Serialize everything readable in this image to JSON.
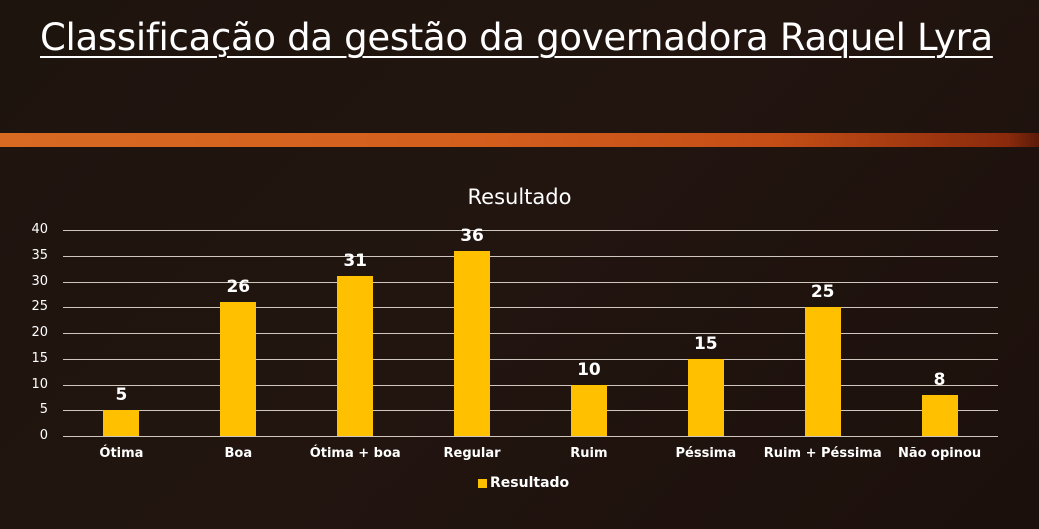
{
  "page": {
    "title": "Classificação da gestão da governadora Raquel Lyra"
  },
  "colors": {
    "bar": "#ffc000",
    "accent_band": "#d4601d",
    "background": "#1f140f"
  },
  "chart": {
    "title": "Resultado",
    "legend_label": "Resultado",
    "y_ticks": [
      "40",
      "35",
      "30",
      "25",
      "20",
      "15",
      "10",
      "5",
      "0"
    ],
    "categories": [
      "Ótima",
      "Boa",
      "Ótima + boa",
      "Regular",
      "Ruim",
      "Péssima",
      "Ruim + Péssima",
      "Não opinou"
    ],
    "value_labels": [
      "5",
      "26",
      "31",
      "36",
      "10",
      "15",
      "25",
      "8"
    ]
  },
  "chart_data": {
    "type": "bar",
    "title": "Resultado",
    "categories": [
      "Ótima",
      "Boa",
      "Ótima + boa",
      "Regular",
      "Ruim",
      "Péssima",
      "Ruim + Péssima",
      "Não opinou"
    ],
    "series": [
      {
        "name": "Resultado",
        "values": [
          5,
          26,
          31,
          36,
          10,
          15,
          25,
          8
        ]
      }
    ],
    "xlabel": "",
    "ylabel": "",
    "ylim": [
      0,
      40
    ],
    "yticks": [
      0,
      5,
      10,
      15,
      20,
      25,
      30,
      35,
      40
    ],
    "grid": true,
    "legend_position": "bottom",
    "data_labels": true
  }
}
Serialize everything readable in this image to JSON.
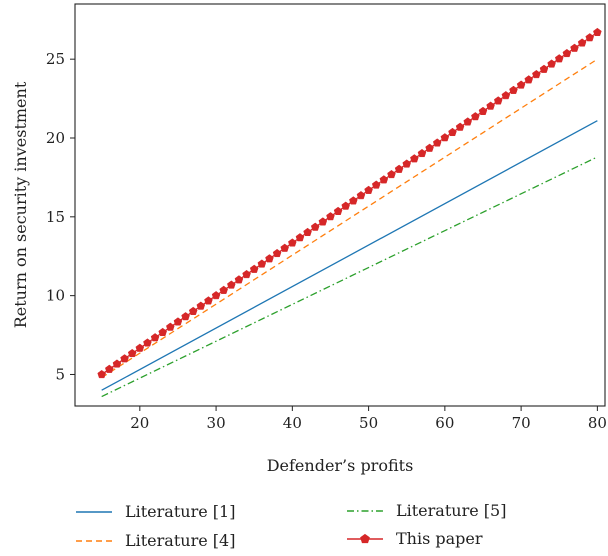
{
  "chart_data": {
    "type": "line",
    "title": "",
    "xlabel": "Defender’s profits",
    "ylabel": "Return on security investment",
    "xlim": [
      11.5,
      81
    ],
    "ylim": [
      3,
      28.5
    ],
    "xticks": [
      20,
      30,
      40,
      50,
      60,
      70,
      80
    ],
    "yticks": [
      5,
      10,
      15,
      20,
      25
    ],
    "grid": false,
    "legend_position": "bottom",
    "series": [
      {
        "name": "Literature [1]",
        "color": "#1f77b4",
        "style": "solid",
        "x": [
          15,
          80
        ],
        "y": [
          4.0,
          21.1
        ]
      },
      {
        "name": "Literature [4]",
        "color": "#ff7f0e",
        "style": "dashed",
        "x": [
          15,
          80
        ],
        "y": [
          4.8,
          25.0
        ]
      },
      {
        "name": "Literature [5]",
        "color": "#2ca02c",
        "style": "dashdot",
        "x": [
          15,
          80
        ],
        "y": [
          3.6,
          18.8
        ]
      },
      {
        "name": "This paper",
        "color": "#d62728",
        "style": "solid-marker",
        "marker": "pentagon",
        "x_start": 15,
        "x_end": 80,
        "x_step": 1,
        "y_start": 5.0,
        "y_end": 26.7
      }
    ]
  }
}
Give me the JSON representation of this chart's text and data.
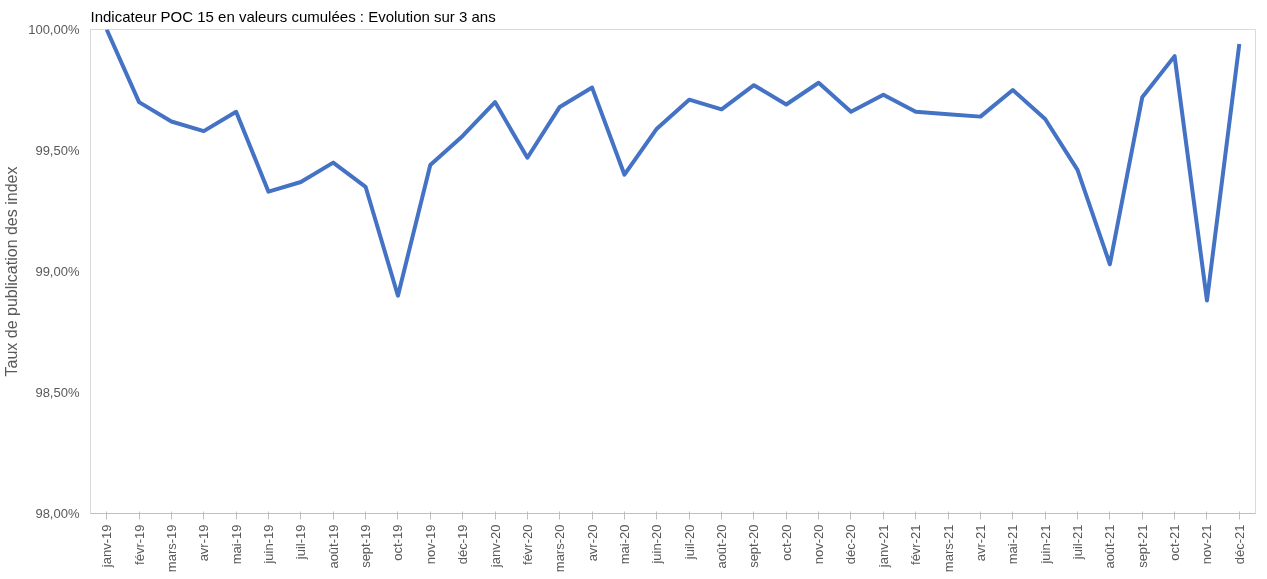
{
  "chart_data": {
    "type": "line",
    "title": "Indicateur POC 15 en valeurs cumulées : Evolution sur 3 ans",
    "ylabel": "Taux de publication des index",
    "categories": [
      "janv-19",
      "févr-19",
      "mars-19",
      "avr-19",
      "mai-19",
      "juin-19",
      "juil-19",
      "août-19",
      "sept-19",
      "oct-19",
      "nov-19",
      "déc-19",
      "janv-20",
      "févr-20",
      "mars-20",
      "avr-20",
      "mai-20",
      "juin-20",
      "juil-20",
      "août-20",
      "sept-20",
      "oct-20",
      "nov-20",
      "déc-20",
      "janv-21",
      "févr-21",
      "mars-21",
      "avr-21",
      "mai-21",
      "juin-21",
      "juil-21",
      "août-21",
      "sept-21",
      "oct-21",
      "nov-21",
      "déc-21"
    ],
    "series": [
      {
        "color": "#4472c4",
        "values": [
          100.0,
          99.7,
          99.62,
          99.58,
          99.66,
          99.33,
          99.37,
          99.45,
          99.35,
          98.9,
          99.44,
          99.56,
          99.7,
          99.47,
          99.68,
          99.76,
          99.4,
          99.59,
          99.71,
          99.67,
          99.77,
          99.69,
          99.78,
          99.66,
          99.73,
          99.66,
          99.65,
          99.64,
          99.75,
          99.63,
          99.42,
          99.03,
          99.72,
          99.89,
          98.88,
          99.94
        ]
      }
    ],
    "ylim": [
      98.0,
      100.0
    ],
    "yticks": [
      {
        "value": 98.0,
        "label": "98,00%"
      },
      {
        "value": 98.5,
        "label": "98,50%"
      },
      {
        "value": 99.0,
        "label": "99,00%"
      },
      {
        "value": 99.5,
        "label": "99,50%"
      },
      {
        "value": 100.0,
        "label": "100,00%"
      }
    ],
    "grid": false,
    "marker": "none",
    "line_style": "solid"
  }
}
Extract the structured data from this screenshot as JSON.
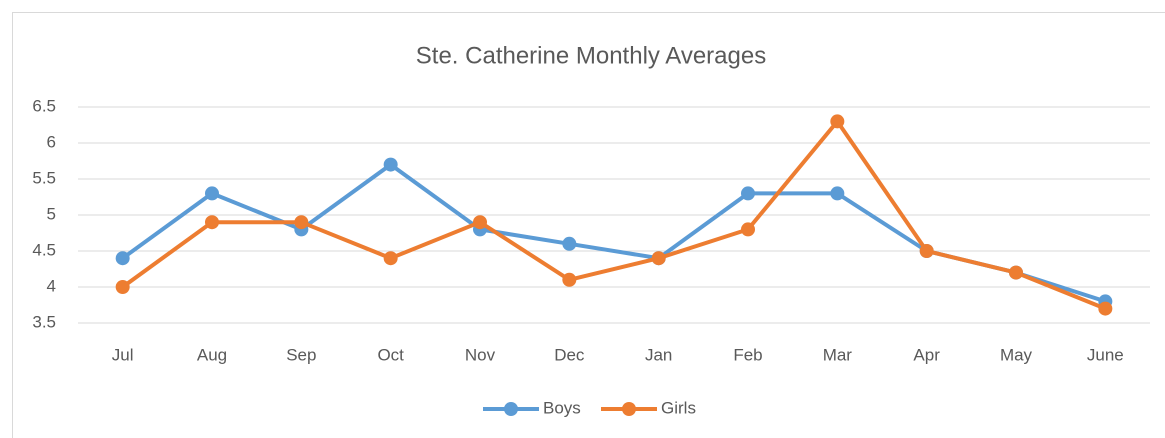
{
  "chart_data": {
    "type": "line",
    "title": "Ste. Catherine Monthly Averages",
    "categories": [
      "Jul",
      "Aug",
      "Sep",
      "Oct",
      "Nov",
      "Dec",
      "Jan",
      "Feb",
      "Mar",
      "Apr",
      "May",
      "June"
    ],
    "series": [
      {
        "name": "Boys",
        "color": "#5b9bd5",
        "values": [
          4.4,
          5.3,
          4.8,
          5.7,
          4.8,
          4.6,
          4.4,
          5.3,
          5.3,
          4.5,
          4.2,
          3.8
        ]
      },
      {
        "name": "Girls",
        "color": "#ed7d31",
        "values": [
          4.0,
          4.9,
          4.9,
          4.4,
          4.9,
          4.1,
          4.4,
          4.8,
          6.3,
          4.5,
          4.2,
          3.7
        ]
      }
    ],
    "ylim": [
      3.5,
      6.5
    ],
    "yticks": [
      3.5,
      4,
      4.5,
      5,
      5.5,
      6,
      6.5
    ],
    "grid": true,
    "legend": "bottom"
  }
}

— Stated exercise —
Repeat the listing verbatim. Skip the pictures.

— Reply to the exercise —
Serialize everything readable in this image to JSON.
{
  "page": {
    "title": "Classificação da gestão da governadora Raquel Lyra"
  },
  "colors": {
    "bar": "#ffc000",
    "accent_band": "#d4601d",
    "background": "#1f140f"
  },
  "chart": {
    "title": "Resultado",
    "legend_label": "Resultado",
    "y_ticks": [
      "40",
      "35",
      "30",
      "25",
      "20",
      "15",
      "10",
      "5",
      "0"
    ],
    "categories": [
      "Ótima",
      "Boa",
      "Ótima + boa",
      "Regular",
      "Ruim",
      "Péssima",
      "Ruim + Péssima",
      "Não opinou"
    ],
    "value_labels": [
      "5",
      "26",
      "31",
      "36",
      "10",
      "15",
      "25",
      "8"
    ]
  },
  "chart_data": {
    "type": "bar",
    "title": "Resultado",
    "categories": [
      "Ótima",
      "Boa",
      "Ótima + boa",
      "Regular",
      "Ruim",
      "Péssima",
      "Ruim + Péssima",
      "Não opinou"
    ],
    "series": [
      {
        "name": "Resultado",
        "values": [
          5,
          26,
          31,
          36,
          10,
          15,
          25,
          8
        ]
      }
    ],
    "xlabel": "",
    "ylabel": "",
    "ylim": [
      0,
      40
    ],
    "yticks": [
      0,
      5,
      10,
      15,
      20,
      25,
      30,
      35,
      40
    ],
    "grid": true,
    "legend_position": "bottom",
    "data_labels": true
  }
}
Serialize everything readable in this image to JSON.
{
  "chart_data": {
    "type": "line",
    "title": "",
    "xlabel": "Defender’s profits",
    "ylabel": "Return on security investment",
    "xlim": [
      11.5,
      81
    ],
    "ylim": [
      3,
      28.5
    ],
    "xticks": [
      20,
      30,
      40,
      50,
      60,
      70,
      80
    ],
    "yticks": [
      5,
      10,
      15,
      20,
      25
    ],
    "grid": false,
    "legend_position": "bottom",
    "series": [
      {
        "name": "Literature [1]",
        "color": "#1f77b4",
        "style": "solid",
        "x": [
          15,
          80
        ],
        "y": [
          4.0,
          21.1
        ]
      },
      {
        "name": "Literature [4]",
        "color": "#ff7f0e",
        "style": "dashed",
        "x": [
          15,
          80
        ],
        "y": [
          4.8,
          25.0
        ]
      },
      {
        "name": "Literature [5]",
        "color": "#2ca02c",
        "style": "dashdot",
        "x": [
          15,
          80
        ],
        "y": [
          3.6,
          18.8
        ]
      },
      {
        "name": "This paper",
        "color": "#d62728",
        "style": "solid-marker",
        "marker": "pentagon",
        "x_start": 15,
        "x_end": 80,
        "x_step": 1,
        "y_start": 5.0,
        "y_end": 26.7
      }
    ]
  }
}
Give me the JSON representation of this chart's text and data.
{
  "chart_data": {
    "type": "line",
    "title": "Indicateur POC 15 en valeurs cumulées : Evolution sur 3 ans",
    "ylabel": "Taux de publication des index",
    "categories": [
      "janv-19",
      "févr-19",
      "mars-19",
      "avr-19",
      "mai-19",
      "juin-19",
      "juil-19",
      "août-19",
      "sept-19",
      "oct-19",
      "nov-19",
      "déc-19",
      "janv-20",
      "févr-20",
      "mars-20",
      "avr-20",
      "mai-20",
      "juin-20",
      "juil-20",
      "août-20",
      "sept-20",
      "oct-20",
      "nov-20",
      "déc-20",
      "janv-21",
      "févr-21",
      "mars-21",
      "avr-21",
      "mai-21",
      "juin-21",
      "juil-21",
      "août-21",
      "sept-21",
      "oct-21",
      "nov-21",
      "déc-21"
    ],
    "series": [
      {
        "color": "#4472c4",
        "values": [
          100.0,
          99.7,
          99.62,
          99.58,
          99.66,
          99.33,
          99.37,
          99.45,
          99.35,
          98.9,
          99.44,
          99.56,
          99.7,
          99.47,
          99.68,
          99.76,
          99.4,
          99.59,
          99.71,
          99.67,
          99.77,
          99.69,
          99.78,
          99.66,
          99.73,
          99.66,
          99.65,
          99.64,
          99.75,
          99.63,
          99.42,
          99.03,
          99.72,
          99.89,
          98.88,
          99.94
        ]
      }
    ],
    "ylim": [
      98.0,
      100.0
    ],
    "yticks": [
      {
        "value": 98.0,
        "label": "98,00%"
      },
      {
        "value": 98.5,
        "label": "98,50%"
      },
      {
        "value": 99.0,
        "label": "99,00%"
      },
      {
        "value": 99.5,
        "label": "99,50%"
      },
      {
        "value": 100.0,
        "label": "100,00%"
      }
    ],
    "grid": false,
    "marker": "none",
    "line_style": "solid"
  }
}
Extract the structured data from this screenshot as JSON.
{
  "chart_data": {
    "type": "line",
    "title": "Ste. Catherine Monthly Averages",
    "categories": [
      "Jul",
      "Aug",
      "Sep",
      "Oct",
      "Nov",
      "Dec",
      "Jan",
      "Feb",
      "Mar",
      "Apr",
      "May",
      "June"
    ],
    "series": [
      {
        "name": "Boys",
        "color": "#5b9bd5",
        "values": [
          4.4,
          5.3,
          4.8,
          5.7,
          4.8,
          4.6,
          4.4,
          5.3,
          5.3,
          4.5,
          4.2,
          3.8
        ]
      },
      {
        "name": "Girls",
        "color": "#ed7d31",
        "values": [
          4.0,
          4.9,
          4.9,
          4.4,
          4.9,
          4.1,
          4.4,
          4.8,
          6.3,
          4.5,
          4.2,
          3.7
        ]
      }
    ],
    "ylim": [
      3.5,
      6.5
    ],
    "yticks": [
      3.5,
      4,
      4.5,
      5,
      5.5,
      6,
      6.5
    ],
    "grid": true,
    "legend": "bottom"
  }
}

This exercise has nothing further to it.